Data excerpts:
>> BEGIN

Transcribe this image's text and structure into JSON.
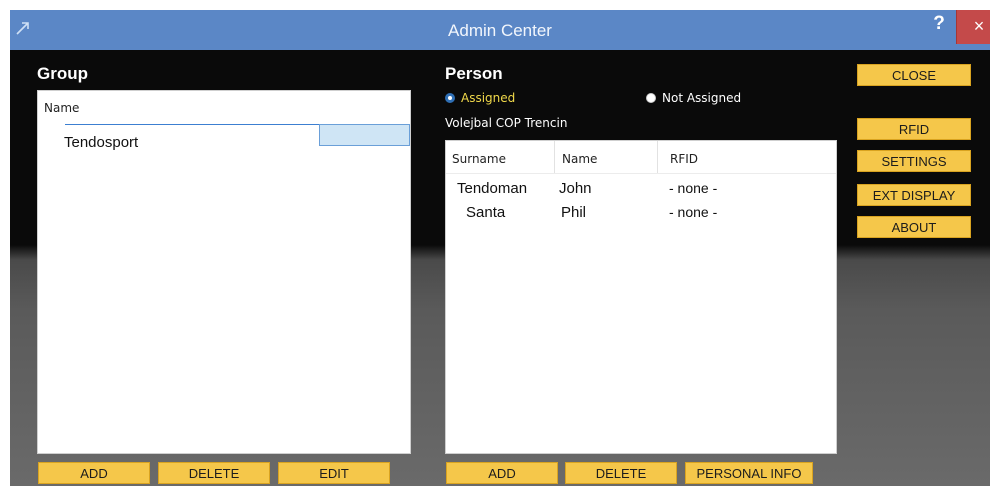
{
  "window": {
    "title": "Admin Center",
    "help_label": "?",
    "close_label": "×"
  },
  "group": {
    "title": "Group",
    "column_name": "Name",
    "items": [
      "Tendosport"
    ],
    "buttons": {
      "add": "ADD",
      "delete": "DELETE",
      "edit": "EDIT"
    }
  },
  "person": {
    "title": "Person",
    "radio_assigned": "Assigned",
    "radio_not_assigned": "Not Assigned",
    "group_label": "Volejbal COP Trencin",
    "columns": {
      "surname": "Surname",
      "name": "Name",
      "rfid": "RFID"
    },
    "rows": [
      {
        "surname": "Tendoman",
        "name": "John",
        "rfid": "- none -"
      },
      {
        "surname": "Santa",
        "name": "Phil",
        "rfid": "- none -"
      }
    ],
    "buttons": {
      "add": "ADD",
      "delete": "DELETE",
      "personal_info": "PERSONAL INFO"
    }
  },
  "side_buttons": {
    "close": "CLOSE",
    "rfid": "RFID",
    "settings": "SETTINGS",
    "ext_display": "EXT DISPLAY",
    "about": "ABOUT"
  },
  "colors": {
    "titlebar": "#5b87c6",
    "button_gold": "#f5c74a",
    "radio_selected_text": "#f0d84a",
    "close_red": "#c44a4a"
  }
}
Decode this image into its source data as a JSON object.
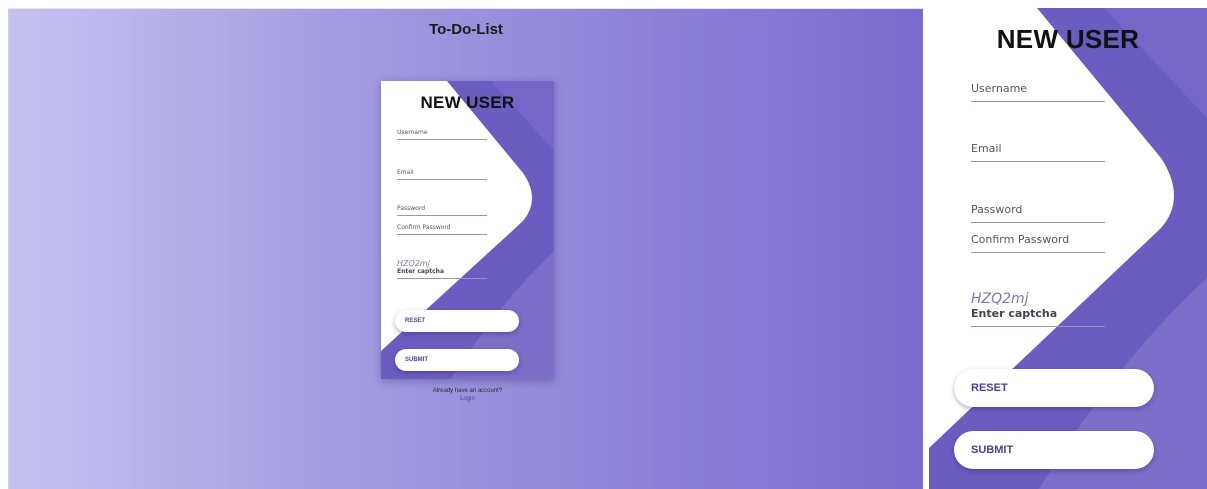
{
  "app": {
    "title": "To-Do-List"
  },
  "form": {
    "title": "NEW USER",
    "fields": {
      "username": "Username",
      "email": "Email",
      "password": "Password",
      "confirm_password": "Confirm Password"
    },
    "captcha": {
      "code": "HZQ2mj",
      "label": "Enter captcha"
    },
    "buttons": {
      "reset": "RESET",
      "submit": "SUBMIT"
    }
  },
  "footer": {
    "prompt": "Already have an account?",
    "login": "Login"
  },
  "colors": {
    "accent": "#6a5acd",
    "accent_dark": "#5d4fb8",
    "button_text": "#4b3f9a"
  }
}
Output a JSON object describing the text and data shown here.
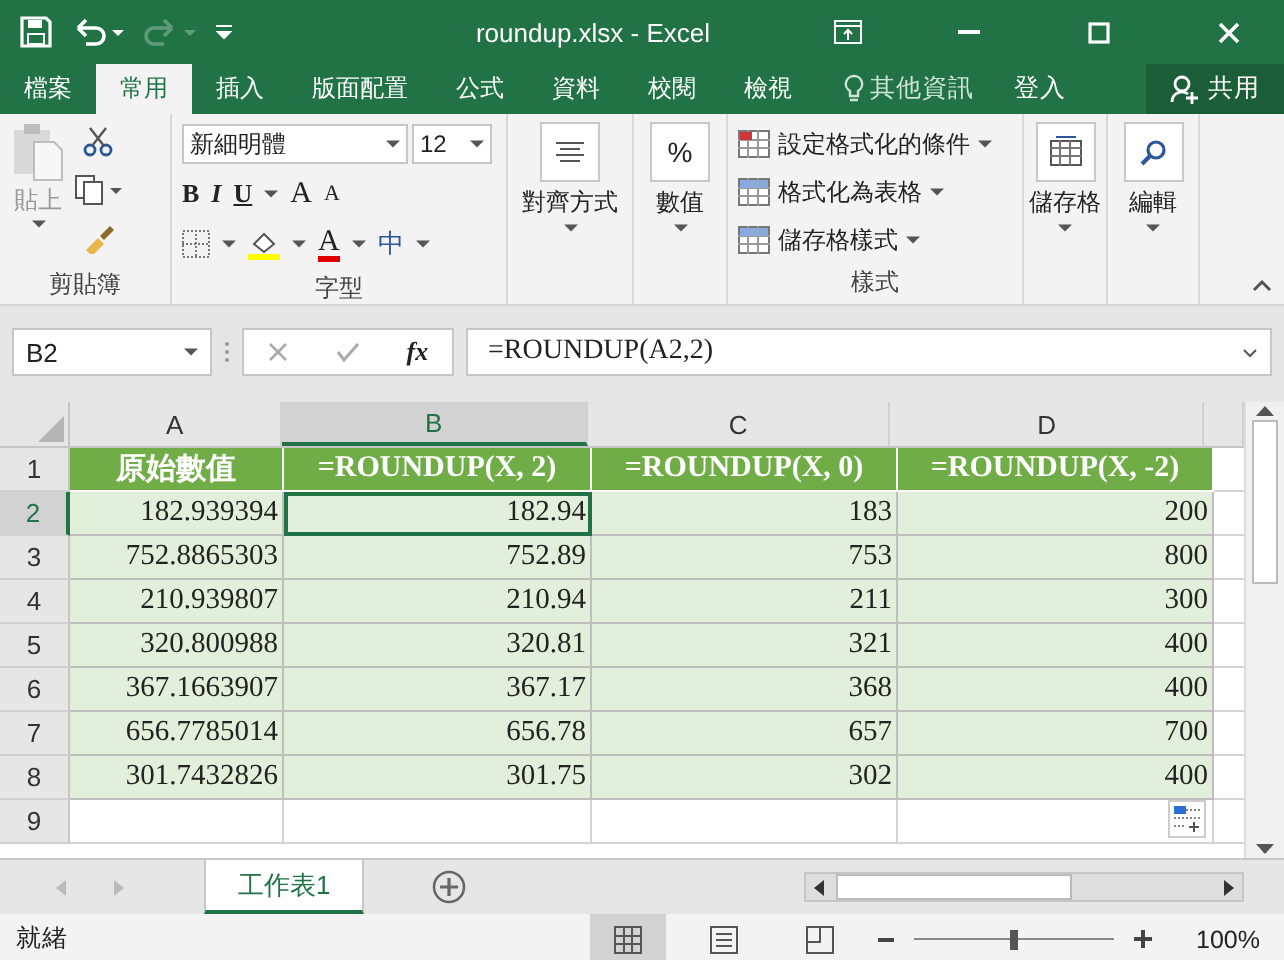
{
  "window": {
    "title": "roundup.xlsx - Excel"
  },
  "ribbon_tabs": [
    {
      "label": "檔案",
      "selected": false
    },
    {
      "label": "常用",
      "selected": true
    },
    {
      "label": "插入",
      "selected": false
    },
    {
      "label": "版面配置",
      "selected": false
    },
    {
      "label": "公式",
      "selected": false
    },
    {
      "label": "資料",
      "selected": false
    },
    {
      "label": "校閱",
      "selected": false
    },
    {
      "label": "檢視",
      "selected": false
    }
  ],
  "tell_me": "其他資訊",
  "sign_in": "登入",
  "share": "共用",
  "clipboard": {
    "paste": "貼上",
    "label": "剪貼簿"
  },
  "font": {
    "name": "新細明體",
    "size": "12",
    "bold": "B",
    "italic": "I",
    "underline": "U",
    "grow": "A",
    "shrink": "A",
    "color_glyph": "A",
    "phonetic": "中",
    "label": "字型"
  },
  "alignment": {
    "label": "對齊方式"
  },
  "number": {
    "glyph": "%",
    "label": "數值"
  },
  "styles": {
    "items": [
      "設定格式化的條件",
      "格式化為表格",
      "儲存格樣式"
    ],
    "label": "樣式"
  },
  "cells": {
    "label": "儲存格"
  },
  "editing": {
    "label": "編輯"
  },
  "name_box": "B2",
  "function_label": "fx",
  "formula": "=ROUNDUP(A2,2)",
  "columns": [
    {
      "label": "A",
      "selected": false
    },
    {
      "label": "B",
      "selected": true
    },
    {
      "label": "C",
      "selected": false
    },
    {
      "label": "D",
      "selected": false
    }
  ],
  "rows": [
    {
      "number": "1",
      "selected": false,
      "kind": "header",
      "cells": [
        "原始數值",
        "=ROUNDUP(X, 2)",
        "=ROUNDUP(X, 0)",
        "=ROUNDUP(X, -2)"
      ]
    },
    {
      "number": "2",
      "selected": true,
      "kind": "data",
      "cells": [
        "182.939394",
        "182.94",
        "183",
        "200"
      ]
    },
    {
      "number": "3",
      "selected": false,
      "kind": "data",
      "cells": [
        "752.8865303",
        "752.89",
        "753",
        "800"
      ]
    },
    {
      "number": "4",
      "selected": false,
      "kind": "data",
      "cells": [
        "210.939807",
        "210.94",
        "211",
        "300"
      ]
    },
    {
      "number": "5",
      "selected": false,
      "kind": "data",
      "cells": [
        "320.800988",
        "320.81",
        "321",
        "400"
      ]
    },
    {
      "number": "6",
      "selected": false,
      "kind": "data",
      "cells": [
        "367.1663907",
        "367.17",
        "368",
        "400"
      ]
    },
    {
      "number": "7",
      "selected": false,
      "kind": "data",
      "cells": [
        "656.7785014",
        "656.78",
        "657",
        "700"
      ]
    },
    {
      "number": "8",
      "selected": false,
      "kind": "data",
      "cells": [
        "301.7432826",
        "301.75",
        "302",
        "400"
      ]
    },
    {
      "number": "9",
      "selected": false,
      "kind": "empty",
      "cells": []
    }
  ],
  "sheet_tabs": [
    {
      "label": "工作表1",
      "selected": true
    }
  ],
  "status": "就緒",
  "zoom": {
    "level": 0.5,
    "reading": "100%"
  }
}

>> END

JOB:
Quote the records in their entirety, keeping the wording exact and excluding pictures.

SOLUTION FOR THIS EXERCISE:
Transcribe this image's text and structure into JSON.
{
  "window": {
    "title": "Admin Center",
    "help_label": "?",
    "close_label": "×"
  },
  "group": {
    "title": "Group",
    "column_name": "Name",
    "items": [
      "Tendosport"
    ],
    "buttons": {
      "add": "ADD",
      "delete": "DELETE",
      "edit": "EDIT"
    }
  },
  "person": {
    "title": "Person",
    "radio_assigned": "Assigned",
    "radio_not_assigned": "Not Assigned",
    "group_label": "Volejbal COP Trencin",
    "columns": {
      "surname": "Surname",
      "name": "Name",
      "rfid": "RFID"
    },
    "rows": [
      {
        "surname": "Tendoman",
        "name": "John",
        "rfid": "- none -"
      },
      {
        "surname": "Santa",
        "name": "Phil",
        "rfid": "- none -"
      }
    ],
    "buttons": {
      "add": "ADD",
      "delete": "DELETE",
      "personal_info": "PERSONAL INFO"
    }
  },
  "side_buttons": {
    "close": "CLOSE",
    "rfid": "RFID",
    "settings": "SETTINGS",
    "ext_display": "EXT DISPLAY",
    "about": "ABOUT"
  },
  "colors": {
    "titlebar": "#5b87c6",
    "button_gold": "#f5c74a",
    "radio_selected_text": "#f0d84a",
    "close_red": "#c44a4a"
  }
}
Decode this image into its source data as a JSON object.
{
  "app": {
    "title": "To-Do-List"
  },
  "form": {
    "title": "NEW USER",
    "fields": {
      "username": "Username",
      "email": "Email",
      "password": "Password",
      "confirm_password": "Confirm Password"
    },
    "captcha": {
      "code": "HZQ2mj",
      "label": "Enter captcha"
    },
    "buttons": {
      "reset": "RESET",
      "submit": "SUBMIT"
    }
  },
  "footer": {
    "prompt": "Already have an account?",
    "login": "Login"
  },
  "colors": {
    "accent": "#6a5acd",
    "accent_dark": "#5d4fb8",
    "button_text": "#4b3f9a"
  }
}
Output a JSON object describing the text and data shown here.
{
  "window": {
    "title": "roundup.xlsx - Excel"
  },
  "ribbon_tabs": [
    {
      "label": "檔案",
      "selected": false
    },
    {
      "label": "常用",
      "selected": true
    },
    {
      "label": "插入",
      "selected": false
    },
    {
      "label": "版面配置",
      "selected": false
    },
    {
      "label": "公式",
      "selected": false
    },
    {
      "label": "資料",
      "selected": false
    },
    {
      "label": "校閱",
      "selected": false
    },
    {
      "label": "檢視",
      "selected": false
    }
  ],
  "tell_me": "其他資訊",
  "sign_in": "登入",
  "share": "共用",
  "clipboard": {
    "paste": "貼上",
    "label": "剪貼簿"
  },
  "font": {
    "name": "新細明體",
    "size": "12",
    "bold": "B",
    "italic": "I",
    "underline": "U",
    "grow": "A",
    "shrink": "A",
    "color_glyph": "A",
    "phonetic": "中",
    "label": "字型"
  },
  "alignment": {
    "label": "對齊方式"
  },
  "number": {
    "glyph": "%",
    "label": "數值"
  },
  "styles": {
    "items": [
      "設定格式化的條件",
      "格式化為表格",
      "儲存格樣式"
    ],
    "label": "樣式"
  },
  "cells": {
    "label": "儲存格"
  },
  "editing": {
    "label": "編輯"
  },
  "name_box": "B2",
  "function_label": "fx",
  "formula": "=ROUNDUP(A2,2)",
  "columns": [
    {
      "label": "A",
      "selected": false
    },
    {
      "label": "B",
      "selected": true
    },
    {
      "label": "C",
      "selected": false
    },
    {
      "label": "D",
      "selected": false
    }
  ],
  "rows": [
    {
      "number": "1",
      "selected": false,
      "kind": "header",
      "cells": [
        "原始數值",
        "=ROUNDUP(X, 2)",
        "=ROUNDUP(X, 0)",
        "=ROUNDUP(X, -2)"
      ]
    },
    {
      "number": "2",
      "selected": true,
      "kind": "data",
      "cells": [
        "182.939394",
        "182.94",
        "183",
        "200"
      ]
    },
    {
      "number": "3",
      "selected": false,
      "kind": "data",
      "cells": [
        "752.8865303",
        "752.89",
        "753",
        "800"
      ]
    },
    {
      "number": "4",
      "selected": false,
      "kind": "data",
      "cells": [
        "210.939807",
        "210.94",
        "211",
        "300"
      ]
    },
    {
      "number": "5",
      "selected": false,
      "kind": "data",
      "cells": [
        "320.800988",
        "320.81",
        "321",
        "400"
      ]
    },
    {
      "number": "6",
      "selected": false,
      "kind": "data",
      "cells": [
        "367.1663907",
        "367.17",
        "368",
        "400"
      ]
    },
    {
      "number": "7",
      "selected": false,
      "kind": "data",
      "cells": [
        "656.7785014",
        "656.78",
        "657",
        "700"
      ]
    },
    {
      "number": "8",
      "selected": false,
      "kind": "data",
      "cells": [
        "301.7432826",
        "301.75",
        "302",
        "400"
      ]
    },
    {
      "number": "9",
      "selected": false,
      "kind": "empty",
      "cells": []
    }
  ],
  "sheet_tabs": [
    {
      "label": "工作表1",
      "selected": true
    }
  ],
  "status": "就緒",
  "zoom": {
    "level": 0.5,
    "reading": "100%"
  }
}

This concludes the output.